• _Challenge_:
Review the material and extract every line in which the word "current" occurs.

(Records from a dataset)
— START —

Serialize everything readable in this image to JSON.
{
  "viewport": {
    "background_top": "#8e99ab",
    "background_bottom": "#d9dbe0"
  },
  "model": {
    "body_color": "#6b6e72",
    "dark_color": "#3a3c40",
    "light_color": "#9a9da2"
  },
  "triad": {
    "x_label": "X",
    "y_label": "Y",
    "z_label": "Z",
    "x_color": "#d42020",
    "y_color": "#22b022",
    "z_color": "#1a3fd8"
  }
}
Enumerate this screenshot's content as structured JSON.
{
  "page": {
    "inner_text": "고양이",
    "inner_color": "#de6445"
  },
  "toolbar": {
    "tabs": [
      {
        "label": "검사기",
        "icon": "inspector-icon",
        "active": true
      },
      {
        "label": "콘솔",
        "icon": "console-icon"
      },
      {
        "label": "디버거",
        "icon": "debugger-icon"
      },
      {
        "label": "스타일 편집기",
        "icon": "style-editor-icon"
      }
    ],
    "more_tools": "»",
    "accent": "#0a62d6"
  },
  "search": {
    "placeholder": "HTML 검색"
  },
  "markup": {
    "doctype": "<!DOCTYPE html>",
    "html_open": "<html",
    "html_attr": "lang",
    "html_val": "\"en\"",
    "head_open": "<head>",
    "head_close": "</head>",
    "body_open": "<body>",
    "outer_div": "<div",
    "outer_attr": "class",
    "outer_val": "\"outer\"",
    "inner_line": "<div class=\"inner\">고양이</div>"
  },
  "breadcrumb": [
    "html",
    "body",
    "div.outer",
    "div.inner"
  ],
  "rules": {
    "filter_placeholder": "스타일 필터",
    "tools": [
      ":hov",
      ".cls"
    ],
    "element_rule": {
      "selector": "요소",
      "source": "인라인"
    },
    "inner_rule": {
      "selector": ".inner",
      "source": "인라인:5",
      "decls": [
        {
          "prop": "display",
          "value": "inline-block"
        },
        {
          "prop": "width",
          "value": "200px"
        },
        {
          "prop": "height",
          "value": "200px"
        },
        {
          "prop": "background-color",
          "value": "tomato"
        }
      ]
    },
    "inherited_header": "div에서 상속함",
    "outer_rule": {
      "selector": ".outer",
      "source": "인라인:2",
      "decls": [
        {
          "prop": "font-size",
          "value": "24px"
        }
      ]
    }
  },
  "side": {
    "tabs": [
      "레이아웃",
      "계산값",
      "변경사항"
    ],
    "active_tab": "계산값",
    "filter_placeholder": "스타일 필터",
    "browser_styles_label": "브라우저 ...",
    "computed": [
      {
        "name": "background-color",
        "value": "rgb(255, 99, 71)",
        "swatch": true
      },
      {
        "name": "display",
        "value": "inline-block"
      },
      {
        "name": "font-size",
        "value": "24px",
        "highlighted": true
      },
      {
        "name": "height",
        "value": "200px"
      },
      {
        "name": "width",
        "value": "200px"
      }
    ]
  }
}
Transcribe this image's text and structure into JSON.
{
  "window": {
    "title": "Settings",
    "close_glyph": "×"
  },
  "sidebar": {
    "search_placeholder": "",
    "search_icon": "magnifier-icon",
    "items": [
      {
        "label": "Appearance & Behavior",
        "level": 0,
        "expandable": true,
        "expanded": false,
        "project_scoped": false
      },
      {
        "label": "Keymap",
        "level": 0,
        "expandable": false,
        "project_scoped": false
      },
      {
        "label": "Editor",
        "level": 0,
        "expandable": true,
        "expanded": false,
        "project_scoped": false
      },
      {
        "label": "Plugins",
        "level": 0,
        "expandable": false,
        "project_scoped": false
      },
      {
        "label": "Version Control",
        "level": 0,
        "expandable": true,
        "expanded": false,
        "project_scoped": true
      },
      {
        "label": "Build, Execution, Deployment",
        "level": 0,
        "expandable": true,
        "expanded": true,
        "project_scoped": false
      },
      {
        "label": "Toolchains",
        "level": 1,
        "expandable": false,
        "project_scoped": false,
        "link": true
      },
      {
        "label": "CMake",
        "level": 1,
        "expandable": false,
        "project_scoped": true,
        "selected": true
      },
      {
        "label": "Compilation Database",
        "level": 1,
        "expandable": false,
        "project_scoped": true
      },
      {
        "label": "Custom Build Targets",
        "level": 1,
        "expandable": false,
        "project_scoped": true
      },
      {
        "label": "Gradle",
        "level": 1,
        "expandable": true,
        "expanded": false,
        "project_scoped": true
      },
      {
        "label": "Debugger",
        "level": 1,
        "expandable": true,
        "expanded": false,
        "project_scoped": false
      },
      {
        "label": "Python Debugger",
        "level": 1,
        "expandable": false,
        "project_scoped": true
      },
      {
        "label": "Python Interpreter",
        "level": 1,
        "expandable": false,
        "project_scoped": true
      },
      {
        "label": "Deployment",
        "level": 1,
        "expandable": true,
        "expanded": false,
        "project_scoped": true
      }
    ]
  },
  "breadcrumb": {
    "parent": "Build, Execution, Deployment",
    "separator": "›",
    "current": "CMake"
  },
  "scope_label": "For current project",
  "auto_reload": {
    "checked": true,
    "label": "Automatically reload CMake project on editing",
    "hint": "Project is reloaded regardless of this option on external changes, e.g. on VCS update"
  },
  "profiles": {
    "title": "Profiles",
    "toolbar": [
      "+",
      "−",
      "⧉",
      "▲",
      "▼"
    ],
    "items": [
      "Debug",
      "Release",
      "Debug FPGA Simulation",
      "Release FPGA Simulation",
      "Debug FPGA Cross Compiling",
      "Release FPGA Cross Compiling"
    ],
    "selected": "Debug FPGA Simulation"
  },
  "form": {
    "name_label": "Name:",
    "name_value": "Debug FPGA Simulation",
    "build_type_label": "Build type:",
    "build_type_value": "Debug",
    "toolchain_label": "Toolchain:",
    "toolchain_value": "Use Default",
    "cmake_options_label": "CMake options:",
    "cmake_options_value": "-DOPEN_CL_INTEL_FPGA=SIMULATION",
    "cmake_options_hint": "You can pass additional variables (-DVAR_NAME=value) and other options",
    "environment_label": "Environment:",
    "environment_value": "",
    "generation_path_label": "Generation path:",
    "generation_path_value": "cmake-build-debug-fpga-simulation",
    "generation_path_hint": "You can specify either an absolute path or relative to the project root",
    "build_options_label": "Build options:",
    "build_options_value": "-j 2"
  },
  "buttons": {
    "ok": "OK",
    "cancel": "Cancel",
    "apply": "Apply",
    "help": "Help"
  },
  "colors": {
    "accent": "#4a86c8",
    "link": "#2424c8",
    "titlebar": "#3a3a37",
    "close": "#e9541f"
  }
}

— END —

• _Answer to the exercise_:
    "current": "CMake"
  "scope_label": "For current project",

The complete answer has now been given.